___ Input for this task ___

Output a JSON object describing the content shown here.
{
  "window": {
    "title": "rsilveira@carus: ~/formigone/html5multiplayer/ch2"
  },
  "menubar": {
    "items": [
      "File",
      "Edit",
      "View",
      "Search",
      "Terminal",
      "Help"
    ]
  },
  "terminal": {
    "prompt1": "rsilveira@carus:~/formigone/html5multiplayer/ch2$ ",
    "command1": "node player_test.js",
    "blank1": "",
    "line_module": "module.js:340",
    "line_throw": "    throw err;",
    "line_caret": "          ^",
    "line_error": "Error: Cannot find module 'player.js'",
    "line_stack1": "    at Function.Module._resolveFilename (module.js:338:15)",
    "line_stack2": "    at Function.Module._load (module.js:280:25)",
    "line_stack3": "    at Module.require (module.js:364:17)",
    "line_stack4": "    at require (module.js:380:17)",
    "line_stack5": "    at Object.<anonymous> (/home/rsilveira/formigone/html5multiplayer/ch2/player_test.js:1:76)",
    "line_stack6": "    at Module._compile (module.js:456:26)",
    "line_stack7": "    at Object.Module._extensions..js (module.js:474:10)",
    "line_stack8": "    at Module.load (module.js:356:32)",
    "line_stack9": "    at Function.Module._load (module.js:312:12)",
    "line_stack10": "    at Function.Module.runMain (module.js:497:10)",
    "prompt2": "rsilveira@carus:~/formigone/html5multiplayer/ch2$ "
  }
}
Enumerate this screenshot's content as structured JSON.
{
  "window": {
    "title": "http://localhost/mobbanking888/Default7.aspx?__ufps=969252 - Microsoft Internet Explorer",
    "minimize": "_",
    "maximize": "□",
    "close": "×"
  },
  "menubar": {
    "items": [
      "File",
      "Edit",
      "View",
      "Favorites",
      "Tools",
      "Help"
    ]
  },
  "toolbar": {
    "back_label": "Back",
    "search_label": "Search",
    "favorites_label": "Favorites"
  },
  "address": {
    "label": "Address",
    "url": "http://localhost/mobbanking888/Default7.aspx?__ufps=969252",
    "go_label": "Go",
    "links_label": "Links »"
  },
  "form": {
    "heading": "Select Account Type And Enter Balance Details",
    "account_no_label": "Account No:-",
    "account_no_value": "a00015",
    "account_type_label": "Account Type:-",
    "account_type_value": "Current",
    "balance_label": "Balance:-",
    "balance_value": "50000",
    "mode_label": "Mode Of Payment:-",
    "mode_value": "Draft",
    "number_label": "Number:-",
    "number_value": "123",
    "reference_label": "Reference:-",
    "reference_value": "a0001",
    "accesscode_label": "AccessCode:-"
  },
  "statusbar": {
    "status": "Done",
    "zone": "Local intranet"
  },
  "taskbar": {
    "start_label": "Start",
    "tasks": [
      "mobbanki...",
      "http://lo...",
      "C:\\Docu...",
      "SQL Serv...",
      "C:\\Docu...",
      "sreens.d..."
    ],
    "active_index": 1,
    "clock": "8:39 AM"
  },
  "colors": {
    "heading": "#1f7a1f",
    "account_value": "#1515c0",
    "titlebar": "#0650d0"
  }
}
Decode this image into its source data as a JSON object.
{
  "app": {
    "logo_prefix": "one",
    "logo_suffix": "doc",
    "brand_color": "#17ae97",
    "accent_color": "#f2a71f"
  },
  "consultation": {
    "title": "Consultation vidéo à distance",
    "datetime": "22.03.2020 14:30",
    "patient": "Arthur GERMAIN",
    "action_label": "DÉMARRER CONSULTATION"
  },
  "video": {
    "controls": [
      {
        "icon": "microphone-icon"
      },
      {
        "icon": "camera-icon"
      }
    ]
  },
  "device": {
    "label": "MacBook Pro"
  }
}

___

Aim
Every line above should be written out again exactly as it stands.

Solution to this task
Output a JSON object describing the content shown here.
{
  "window": {
    "title": "rsilveira@carus: ~/formigone/html5multiplayer/ch2"
  },
  "menubar": {
    "items": [
      "File",
      "Edit",
      "View",
      "Search",
      "Terminal",
      "Help"
    ]
  },
  "terminal": {
    "prompt1": "rsilveira@carus:~/formigone/html5multiplayer/ch2$ ",
    "command1": "node player_test.js",
    "blank1": "",
    "line_module": "module.js:340",
    "line_throw": "    throw err;",
    "line_caret": "          ^",
    "line_error": "Error: Cannot find module 'player.js'",
    "line_stack1": "    at Function.Module._resolveFilename (module.js:338:15)",
    "line_stack2": "    at Function.Module._load (module.js:280:25)",
    "line_stack3": "    at Module.require (module.js:364:17)",
    "line_stack4": "    at require (module.js:380:17)",
    "line_stack5": "    at Object.<anonymous> (/home/rsilveira/formigone/html5multiplayer/ch2/player_test.js:1:76)",
    "line_stack6": "    at Module._compile (module.js:456:26)",
    "line_stack7": "    at Object.Module._extensions..js (module.js:474:10)",
    "line_stack8": "    at Module.load (module.js:356:32)",
    "line_stack9": "    at Function.Module._load (module.js:312:12)",
    "line_stack10": "    at Function.Module.runMain (module.js:497:10)",
    "prompt2": "rsilveira@carus:~/formigone/html5multiplayer/ch2$ "
  }
}
Enumerate this screenshot's content as structured JSON.
{
  "window": {
    "title": "http://localhost/mobbanking888/Default7.aspx?__ufps=969252 - Microsoft Internet Explorer",
    "minimize": "_",
    "maximize": "□",
    "close": "×"
  },
  "menubar": {
    "items": [
      "File",
      "Edit",
      "View",
      "Favorites",
      "Tools",
      "Help"
    ]
  },
  "toolbar": {
    "back_label": "Back",
    "search_label": "Search",
    "favorites_label": "Favorites"
  },
  "address": {
    "label": "Address",
    "url": "http://localhost/mobbanking888/Default7.aspx?__ufps=969252",
    "go_label": "Go",
    "links_label": "Links »"
  },
  "form": {
    "heading": "Select Account Type And Enter Balance Details",
    "account_no_label": "Account No:-",
    "account_no_value": "a00015",
    "account_type_label": "Account Type:-",
    "account_type_value": "Current",
    "balance_label": "Balance:-",
    "balance_value": "50000",
    "mode_label": "Mode Of Payment:-",
    "mode_value": "Draft",
    "number_label": "Number:-",
    "number_value": "123",
    "reference_label": "Reference:-",
    "reference_value": "a0001",
    "accesscode_label": "AccessCode:-"
  },
  "statusbar": {
    "status": "Done",
    "zone": "Local intranet"
  },
  "taskbar": {
    "start_label": "Start",
    "tasks": [
      "mobbanki...",
      "http://lo...",
      "C:\\Docu...",
      "SQL Serv...",
      "C:\\Docu...",
      "sreens.d..."
    ],
    "active_index": 1,
    "clock": "8:39 AM"
  },
  "colors": {
    "heading": "#1f7a1f",
    "account_value": "#1515c0",
    "titlebar": "#0650d0"
  }
}
Decode this image into its source data as a JSON object.
{
  "app": {
    "logo_prefix": "one",
    "logo_suffix": "doc",
    "brand_color": "#17ae97",
    "accent_color": "#f2a71f"
  },
  "consultation": {
    "title": "Consultation vidéo à distance",
    "datetime": "22.03.2020 14:30",
    "patient": "Arthur GERMAIN",
    "action_label": "DÉMARRER CONSULTATION"
  },
  "video": {
    "controls": [
      {
        "icon": "microphone-icon"
      },
      {
        "icon": "camera-icon"
      }
    ]
  },
  "device": {
    "label": "MacBook Pro"
  }
}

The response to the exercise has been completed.